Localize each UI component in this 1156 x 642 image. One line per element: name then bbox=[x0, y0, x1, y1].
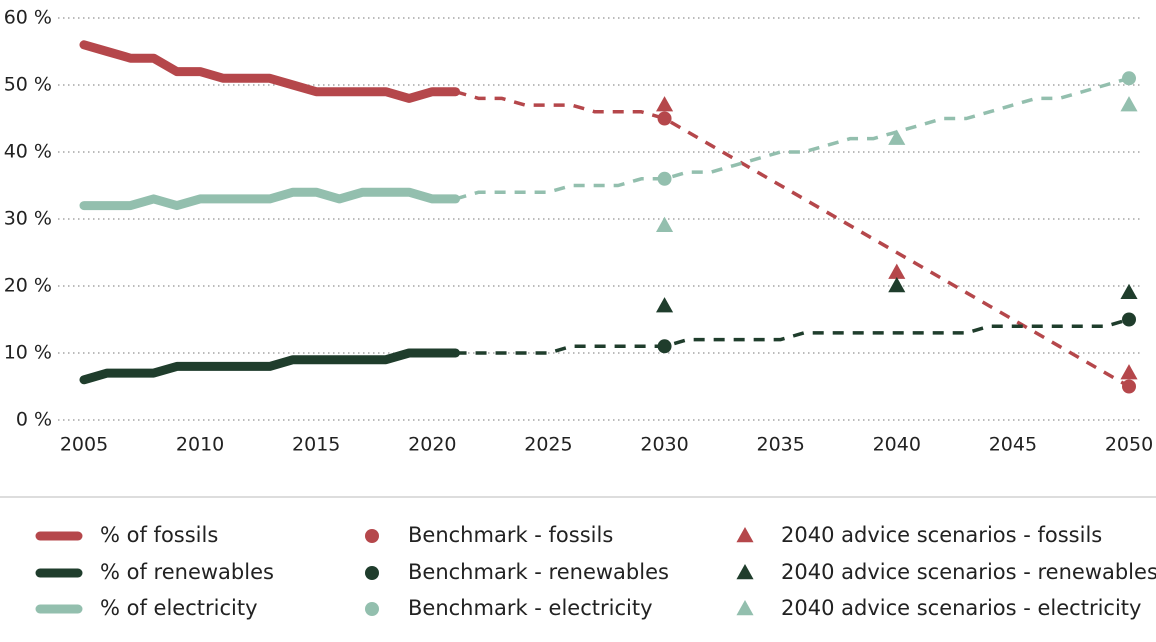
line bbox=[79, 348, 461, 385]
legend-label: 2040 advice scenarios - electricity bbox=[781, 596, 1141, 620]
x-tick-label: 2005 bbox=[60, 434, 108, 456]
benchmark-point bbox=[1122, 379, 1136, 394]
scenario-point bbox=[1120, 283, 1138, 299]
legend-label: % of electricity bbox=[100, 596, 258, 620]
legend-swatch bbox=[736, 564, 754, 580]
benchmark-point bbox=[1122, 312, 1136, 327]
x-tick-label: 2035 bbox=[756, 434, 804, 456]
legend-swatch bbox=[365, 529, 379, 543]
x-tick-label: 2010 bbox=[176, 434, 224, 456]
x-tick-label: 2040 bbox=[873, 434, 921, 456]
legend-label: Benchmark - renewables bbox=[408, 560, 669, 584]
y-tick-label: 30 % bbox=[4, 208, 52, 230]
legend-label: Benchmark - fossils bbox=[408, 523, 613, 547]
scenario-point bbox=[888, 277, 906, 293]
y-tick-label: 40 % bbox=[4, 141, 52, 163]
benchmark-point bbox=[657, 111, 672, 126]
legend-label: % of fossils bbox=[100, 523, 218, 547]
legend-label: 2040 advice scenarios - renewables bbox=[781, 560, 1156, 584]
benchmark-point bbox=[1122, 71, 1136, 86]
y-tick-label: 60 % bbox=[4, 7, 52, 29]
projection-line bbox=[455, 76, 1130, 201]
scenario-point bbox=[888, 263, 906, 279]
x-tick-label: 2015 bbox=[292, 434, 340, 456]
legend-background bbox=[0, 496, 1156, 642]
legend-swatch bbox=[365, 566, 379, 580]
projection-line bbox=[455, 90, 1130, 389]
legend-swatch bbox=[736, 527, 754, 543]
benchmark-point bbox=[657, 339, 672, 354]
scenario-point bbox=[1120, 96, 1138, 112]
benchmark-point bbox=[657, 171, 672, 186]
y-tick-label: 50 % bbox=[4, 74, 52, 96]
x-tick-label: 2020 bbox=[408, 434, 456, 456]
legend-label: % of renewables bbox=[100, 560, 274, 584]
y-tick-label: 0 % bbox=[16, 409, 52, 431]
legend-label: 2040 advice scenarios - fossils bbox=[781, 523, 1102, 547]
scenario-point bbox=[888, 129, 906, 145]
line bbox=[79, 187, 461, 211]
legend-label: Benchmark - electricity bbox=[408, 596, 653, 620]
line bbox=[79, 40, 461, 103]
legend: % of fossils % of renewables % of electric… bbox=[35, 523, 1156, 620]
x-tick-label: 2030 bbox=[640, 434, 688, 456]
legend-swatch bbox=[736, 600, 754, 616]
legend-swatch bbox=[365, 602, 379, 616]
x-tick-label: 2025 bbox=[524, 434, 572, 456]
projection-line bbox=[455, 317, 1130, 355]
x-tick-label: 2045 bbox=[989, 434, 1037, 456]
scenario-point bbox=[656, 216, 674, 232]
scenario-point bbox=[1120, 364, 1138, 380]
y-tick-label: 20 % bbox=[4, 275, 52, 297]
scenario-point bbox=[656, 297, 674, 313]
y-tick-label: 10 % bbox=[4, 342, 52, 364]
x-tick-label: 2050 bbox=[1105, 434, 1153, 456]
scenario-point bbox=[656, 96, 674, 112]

==

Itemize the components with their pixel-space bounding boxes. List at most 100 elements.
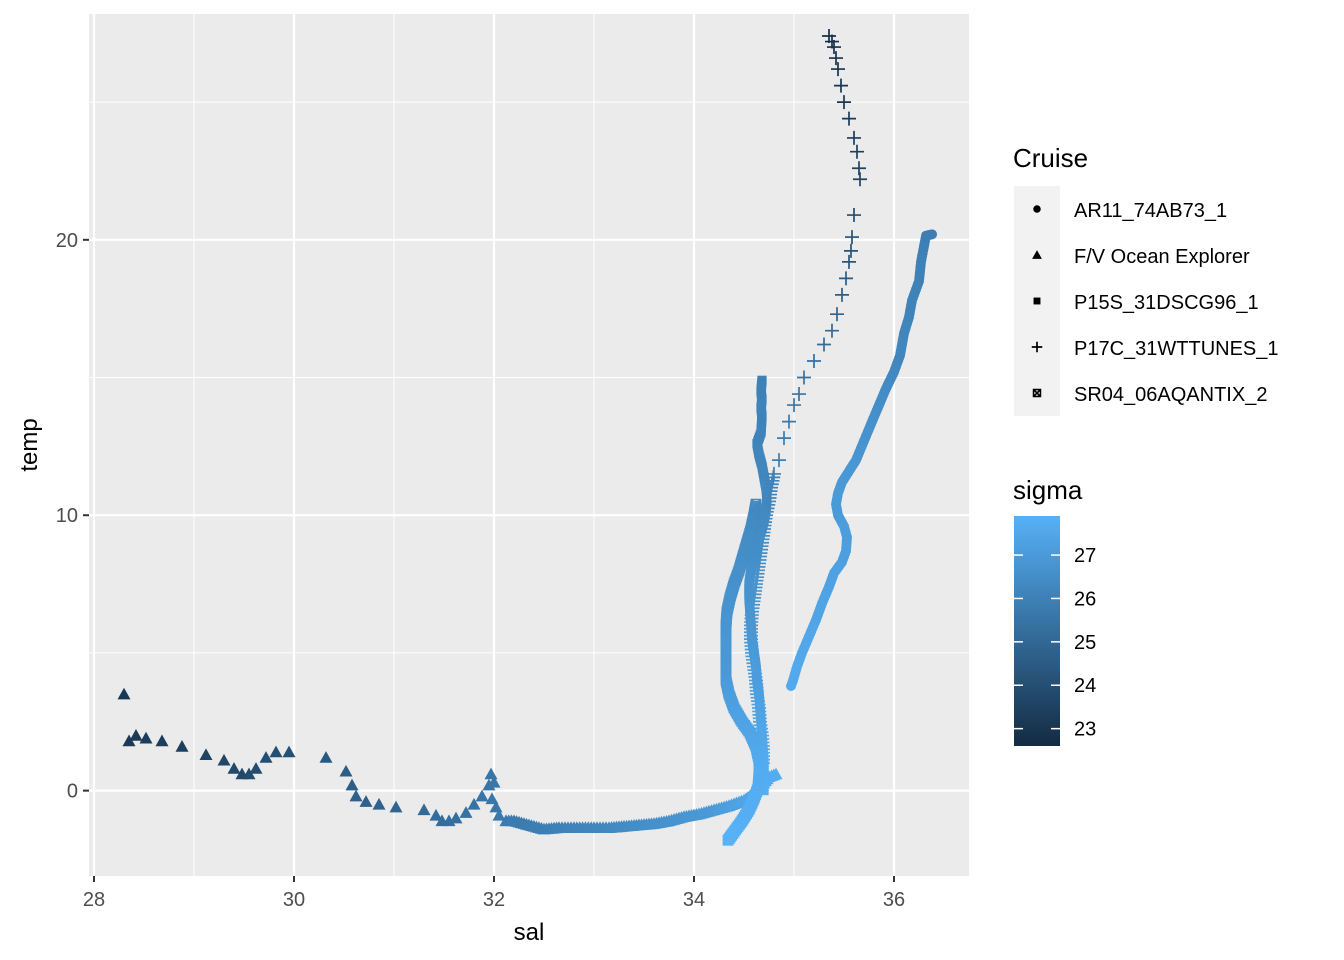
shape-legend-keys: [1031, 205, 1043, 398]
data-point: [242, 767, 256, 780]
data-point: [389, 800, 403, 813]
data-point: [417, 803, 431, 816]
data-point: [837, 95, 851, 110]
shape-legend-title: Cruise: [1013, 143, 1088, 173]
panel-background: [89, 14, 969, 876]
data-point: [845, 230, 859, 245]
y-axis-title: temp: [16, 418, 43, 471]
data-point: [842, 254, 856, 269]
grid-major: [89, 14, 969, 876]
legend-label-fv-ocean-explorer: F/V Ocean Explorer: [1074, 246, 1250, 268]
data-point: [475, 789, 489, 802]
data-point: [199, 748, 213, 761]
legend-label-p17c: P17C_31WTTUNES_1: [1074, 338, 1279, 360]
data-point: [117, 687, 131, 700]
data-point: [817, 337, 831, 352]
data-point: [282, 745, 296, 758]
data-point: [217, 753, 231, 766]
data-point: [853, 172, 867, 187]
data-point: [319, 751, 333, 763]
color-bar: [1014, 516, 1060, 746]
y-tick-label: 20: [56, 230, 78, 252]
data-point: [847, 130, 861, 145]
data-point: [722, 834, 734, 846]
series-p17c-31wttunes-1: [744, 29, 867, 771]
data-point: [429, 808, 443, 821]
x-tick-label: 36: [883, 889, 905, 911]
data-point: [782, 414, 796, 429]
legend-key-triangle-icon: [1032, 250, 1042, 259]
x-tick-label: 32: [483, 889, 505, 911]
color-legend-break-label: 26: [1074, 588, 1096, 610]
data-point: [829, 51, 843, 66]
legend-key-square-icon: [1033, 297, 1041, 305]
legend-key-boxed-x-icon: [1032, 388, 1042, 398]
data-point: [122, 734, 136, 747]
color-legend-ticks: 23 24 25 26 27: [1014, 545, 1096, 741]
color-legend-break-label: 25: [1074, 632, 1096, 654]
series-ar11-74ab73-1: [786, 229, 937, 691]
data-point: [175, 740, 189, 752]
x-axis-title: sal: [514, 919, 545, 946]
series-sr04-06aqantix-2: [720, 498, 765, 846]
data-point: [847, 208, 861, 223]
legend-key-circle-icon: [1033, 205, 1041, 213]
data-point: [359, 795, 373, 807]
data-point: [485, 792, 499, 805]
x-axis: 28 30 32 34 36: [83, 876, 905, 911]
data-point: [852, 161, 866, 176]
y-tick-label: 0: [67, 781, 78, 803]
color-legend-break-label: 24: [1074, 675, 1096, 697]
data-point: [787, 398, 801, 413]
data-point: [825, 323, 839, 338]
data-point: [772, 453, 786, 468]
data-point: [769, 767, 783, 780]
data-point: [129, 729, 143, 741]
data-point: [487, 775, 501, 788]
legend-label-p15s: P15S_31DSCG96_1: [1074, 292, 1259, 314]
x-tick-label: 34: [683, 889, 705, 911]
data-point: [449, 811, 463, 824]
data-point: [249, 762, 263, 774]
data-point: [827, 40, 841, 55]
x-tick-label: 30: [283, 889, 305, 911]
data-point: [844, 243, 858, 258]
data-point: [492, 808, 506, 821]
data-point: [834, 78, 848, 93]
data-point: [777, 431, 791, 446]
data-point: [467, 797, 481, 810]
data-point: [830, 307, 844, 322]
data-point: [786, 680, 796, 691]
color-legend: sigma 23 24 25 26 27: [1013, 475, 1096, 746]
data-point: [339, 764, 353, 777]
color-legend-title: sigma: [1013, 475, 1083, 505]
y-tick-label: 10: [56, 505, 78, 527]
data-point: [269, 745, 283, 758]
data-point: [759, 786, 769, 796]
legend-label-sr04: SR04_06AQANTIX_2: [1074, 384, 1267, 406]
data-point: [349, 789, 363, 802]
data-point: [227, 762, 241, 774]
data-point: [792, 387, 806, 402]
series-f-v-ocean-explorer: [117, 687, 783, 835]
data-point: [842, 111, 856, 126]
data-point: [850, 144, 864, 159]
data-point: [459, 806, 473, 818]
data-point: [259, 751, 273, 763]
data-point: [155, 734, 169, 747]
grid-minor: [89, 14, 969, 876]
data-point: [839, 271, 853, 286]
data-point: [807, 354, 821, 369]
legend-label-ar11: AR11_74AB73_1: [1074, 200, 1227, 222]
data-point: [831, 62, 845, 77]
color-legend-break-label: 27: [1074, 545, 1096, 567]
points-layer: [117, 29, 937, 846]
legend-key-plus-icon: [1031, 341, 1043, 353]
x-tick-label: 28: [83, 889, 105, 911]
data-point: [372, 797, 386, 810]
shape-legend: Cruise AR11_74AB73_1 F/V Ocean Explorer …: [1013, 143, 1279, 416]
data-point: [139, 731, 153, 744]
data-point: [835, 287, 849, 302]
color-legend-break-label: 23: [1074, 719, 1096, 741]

==

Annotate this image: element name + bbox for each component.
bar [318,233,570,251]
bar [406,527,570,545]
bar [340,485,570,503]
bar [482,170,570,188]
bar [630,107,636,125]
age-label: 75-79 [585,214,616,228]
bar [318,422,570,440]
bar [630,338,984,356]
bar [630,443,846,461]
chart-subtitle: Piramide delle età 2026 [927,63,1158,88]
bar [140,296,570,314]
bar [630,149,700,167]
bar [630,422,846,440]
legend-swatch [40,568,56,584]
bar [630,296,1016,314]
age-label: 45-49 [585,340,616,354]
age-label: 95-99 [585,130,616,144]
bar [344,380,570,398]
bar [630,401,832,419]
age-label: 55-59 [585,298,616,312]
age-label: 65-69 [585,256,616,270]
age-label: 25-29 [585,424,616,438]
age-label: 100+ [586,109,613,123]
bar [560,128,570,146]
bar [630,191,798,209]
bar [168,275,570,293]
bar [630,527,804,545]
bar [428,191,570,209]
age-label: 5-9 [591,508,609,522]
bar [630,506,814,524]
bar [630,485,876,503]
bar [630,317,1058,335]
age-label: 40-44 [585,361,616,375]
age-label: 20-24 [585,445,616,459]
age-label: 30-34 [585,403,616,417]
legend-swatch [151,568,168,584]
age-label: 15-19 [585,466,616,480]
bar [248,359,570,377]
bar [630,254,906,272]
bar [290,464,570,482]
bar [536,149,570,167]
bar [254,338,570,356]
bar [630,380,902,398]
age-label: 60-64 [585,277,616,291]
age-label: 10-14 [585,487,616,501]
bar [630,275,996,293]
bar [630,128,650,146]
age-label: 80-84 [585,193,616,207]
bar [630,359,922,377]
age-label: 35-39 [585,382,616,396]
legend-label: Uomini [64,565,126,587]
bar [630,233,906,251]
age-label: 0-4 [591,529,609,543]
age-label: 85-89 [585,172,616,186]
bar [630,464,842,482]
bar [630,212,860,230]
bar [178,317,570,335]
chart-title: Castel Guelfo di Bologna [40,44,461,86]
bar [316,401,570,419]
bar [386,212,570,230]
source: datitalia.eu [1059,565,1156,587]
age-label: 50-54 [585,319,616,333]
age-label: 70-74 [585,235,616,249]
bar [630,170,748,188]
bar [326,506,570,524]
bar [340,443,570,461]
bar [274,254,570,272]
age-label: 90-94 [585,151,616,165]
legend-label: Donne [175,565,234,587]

§ **Task to carry out**
Return unchanged the lines in the first block of records, from the line containing "line bbox=[79, 348, 461, 385]" up to and including the line containing "legend-label: Benchmark - electricity".

§ **Task output**
line bbox=[79, 348, 461, 385]
legend-label: 2040 advice scenarios - electricity bbox=[781, 596, 1141, 620]
x-tick-label: 2005 bbox=[60, 434, 108, 456]
benchmark-point bbox=[1122, 379, 1136, 394]
scenario-point bbox=[1120, 283, 1138, 299]
legend-label: % of electricity bbox=[100, 596, 258, 620]
legend-swatch bbox=[736, 564, 754, 580]
benchmark-point bbox=[1122, 312, 1136, 327]
x-tick-label: 2035 bbox=[756, 434, 804, 456]
legend-swatch bbox=[365, 529, 379, 543]
x-tick-label: 2010 bbox=[176, 434, 224, 456]
x-tick-label: 2040 bbox=[873, 434, 921, 456]
legend-label: Benchmark - renewables bbox=[408, 560, 669, 584]
y-tick-label: 30 % bbox=[4, 208, 52, 230]
legend-label: Benchmark - fossils bbox=[408, 523, 613, 547]
scenario-point bbox=[888, 277, 906, 293]
y-tick-label: 40 % bbox=[4, 141, 52, 163]
benchmark-point bbox=[657, 111, 672, 126]
legend-label: % of fossils bbox=[100, 523, 218, 547]
legend-label: 2040 advice scenarios - renewables bbox=[781, 560, 1156, 584]
benchmark-point bbox=[1122, 71, 1136, 86]
y-tick-label: 60 % bbox=[4, 7, 52, 29]
projection-line bbox=[455, 76, 1130, 201]
scenario-point bbox=[888, 263, 906, 279]
x-tick-label: 2015 bbox=[292, 434, 340, 456]
legend-background bbox=[0, 496, 1156, 642]
legend-swatch bbox=[365, 566, 379, 580]
projection-line bbox=[455, 90, 1130, 389]
legend-swatch bbox=[736, 527, 754, 543]
benchmark-point bbox=[657, 339, 672, 354]
scenario-point bbox=[1120, 96, 1138, 112]
benchmark-point bbox=[657, 171, 672, 186]
y-tick-label: 50 % bbox=[4, 74, 52, 96]
x-tick-label: 2020 bbox=[408, 434, 456, 456]
legend-label: % of renewables bbox=[100, 560, 274, 584]
y-tick-label: 0 % bbox=[16, 409, 52, 431]
legend-label: 2040 advice scenarios - fossils bbox=[781, 523, 1102, 547]
scenario-point bbox=[888, 129, 906, 145]
line bbox=[79, 187, 461, 211]
legend-label: Benchmark - electricity bbox=[408, 596, 653, 620]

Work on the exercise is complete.